**Exercise brief**
Return every record verbatim.
# # #
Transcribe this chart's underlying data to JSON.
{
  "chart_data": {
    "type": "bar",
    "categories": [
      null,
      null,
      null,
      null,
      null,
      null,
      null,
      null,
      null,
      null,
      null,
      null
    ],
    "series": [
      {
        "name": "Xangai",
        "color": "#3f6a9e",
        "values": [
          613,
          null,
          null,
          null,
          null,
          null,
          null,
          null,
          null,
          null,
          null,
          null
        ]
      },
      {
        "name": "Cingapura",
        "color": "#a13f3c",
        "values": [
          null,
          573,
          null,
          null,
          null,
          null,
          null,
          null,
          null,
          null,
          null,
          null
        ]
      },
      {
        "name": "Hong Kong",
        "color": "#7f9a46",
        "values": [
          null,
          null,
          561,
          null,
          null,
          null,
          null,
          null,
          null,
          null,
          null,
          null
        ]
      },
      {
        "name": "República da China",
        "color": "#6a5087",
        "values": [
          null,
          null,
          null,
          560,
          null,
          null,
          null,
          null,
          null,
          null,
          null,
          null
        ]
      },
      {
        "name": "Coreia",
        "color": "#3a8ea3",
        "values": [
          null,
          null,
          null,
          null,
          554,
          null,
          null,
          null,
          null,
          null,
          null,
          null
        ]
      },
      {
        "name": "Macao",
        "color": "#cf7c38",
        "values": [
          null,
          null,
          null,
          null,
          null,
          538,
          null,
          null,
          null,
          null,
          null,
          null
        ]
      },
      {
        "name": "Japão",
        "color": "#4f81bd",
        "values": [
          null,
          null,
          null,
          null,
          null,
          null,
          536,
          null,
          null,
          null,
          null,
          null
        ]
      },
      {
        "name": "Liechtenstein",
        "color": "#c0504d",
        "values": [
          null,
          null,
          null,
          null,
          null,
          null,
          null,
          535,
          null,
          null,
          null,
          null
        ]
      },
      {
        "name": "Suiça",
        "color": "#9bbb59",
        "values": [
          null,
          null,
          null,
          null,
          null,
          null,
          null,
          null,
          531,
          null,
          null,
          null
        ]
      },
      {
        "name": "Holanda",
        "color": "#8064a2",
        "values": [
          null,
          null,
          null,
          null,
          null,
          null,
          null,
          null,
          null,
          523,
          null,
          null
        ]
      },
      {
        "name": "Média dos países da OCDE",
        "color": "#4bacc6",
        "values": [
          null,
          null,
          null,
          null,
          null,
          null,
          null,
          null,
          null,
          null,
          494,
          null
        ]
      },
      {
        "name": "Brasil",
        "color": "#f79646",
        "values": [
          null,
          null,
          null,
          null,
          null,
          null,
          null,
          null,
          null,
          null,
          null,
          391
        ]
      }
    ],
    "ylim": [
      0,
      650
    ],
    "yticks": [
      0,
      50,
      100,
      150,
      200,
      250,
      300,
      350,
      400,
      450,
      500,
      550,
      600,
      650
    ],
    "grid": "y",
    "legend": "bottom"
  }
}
# # #
**Exercise result**
Transcribe this chart's underlying data to JSON.
{
  "chart_data": {
    "type": "bar",
    "categories": [
      null,
      null,
      null,
      null,
      null,
      null,
      null,
      null,
      null,
      null,
      null,
      null
    ],
    "series": [
      {
        "name": "Xangai",
        "color": "#3f6a9e",
        "values": [
          613,
          null,
          null,
          null,
          null,
          null,
          null,
          null,
          null,
          null,
          null,
          null
        ]
      },
      {
        "name": "Cingapura",
        "color": "#a13f3c",
        "values": [
          null,
          573,
          null,
          null,
          null,
          null,
          null,
          null,
          null,
          null,
          null,
          null
        ]
      },
      {
        "name": "Hong Kong",
        "color": "#7f9a46",
        "values": [
          null,
          null,
          561,
          null,
          null,
          null,
          null,
          null,
          null,
          null,
          null,
          null
        ]
      },
      {
        "name": "República da China",
        "color": "#6a5087",
        "values": [
          null,
          null,
          null,
          560,
          null,
          null,
          null,
          null,
          null,
          null,
          null,
          null
        ]
      },
      {
        "name": "Coreia",
        "color": "#3a8ea3",
        "values": [
          null,
          null,
          null,
          null,
          554,
          null,
          null,
          null,
          null,
          null,
          null,
          null
        ]
      },
      {
        "name": "Macao",
        "color": "#cf7c38",
        "values": [
          null,
          null,
          null,
          null,
          null,
          538,
          null,
          null,
          null,
          null,
          null,
          null
        ]
      },
      {
        "name": "Japão",
        "color": "#4f81bd",
        "values": [
          null,
          null,
          null,
          null,
          null,
          null,
          536,
          null,
          null,
          null,
          null,
          null
        ]
      },
      {
        "name": "Liechtenstein",
        "color": "#c0504d",
        "values": [
          null,
          null,
          null,
          null,
          null,
          null,
          null,
          535,
          null,
          null,
          null,
          null
        ]
      },
      {
        "name": "Suiça",
        "color": "#9bbb59",
        "values": [
          null,
          null,
          null,
          null,
          null,
          null,
          null,
          null,
          531,
          null,
          null,
          null
        ]
      },
      {
        "name": "Holanda",
        "color": "#8064a2",
        "values": [
          null,
          null,
          null,
          null,
          null,
          null,
          null,
          null,
          null,
          523,
          null,
          null
        ]
      },
      {
        "name": "Média dos países da OCDE",
        "color": "#4bacc6",
        "values": [
          null,
          null,
          null,
          null,
          null,
          null,
          null,
          null,
          null,
          null,
          494,
          null
        ]
      },
      {
        "name": "Brasil",
        "color": "#f79646",
        "values": [
          null,
          null,
          null,
          null,
          null,
          null,
          null,
          null,
          null,
          null,
          null,
          391
        ]
      }
    ],
    "ylim": [
      0,
      650
    ],
    "yticks": [
      0,
      50,
      100,
      150,
      200,
      250,
      300,
      350,
      400,
      450,
      500,
      550,
      600,
      650
    ],
    "grid": "y",
    "legend": "bottom"
  }
}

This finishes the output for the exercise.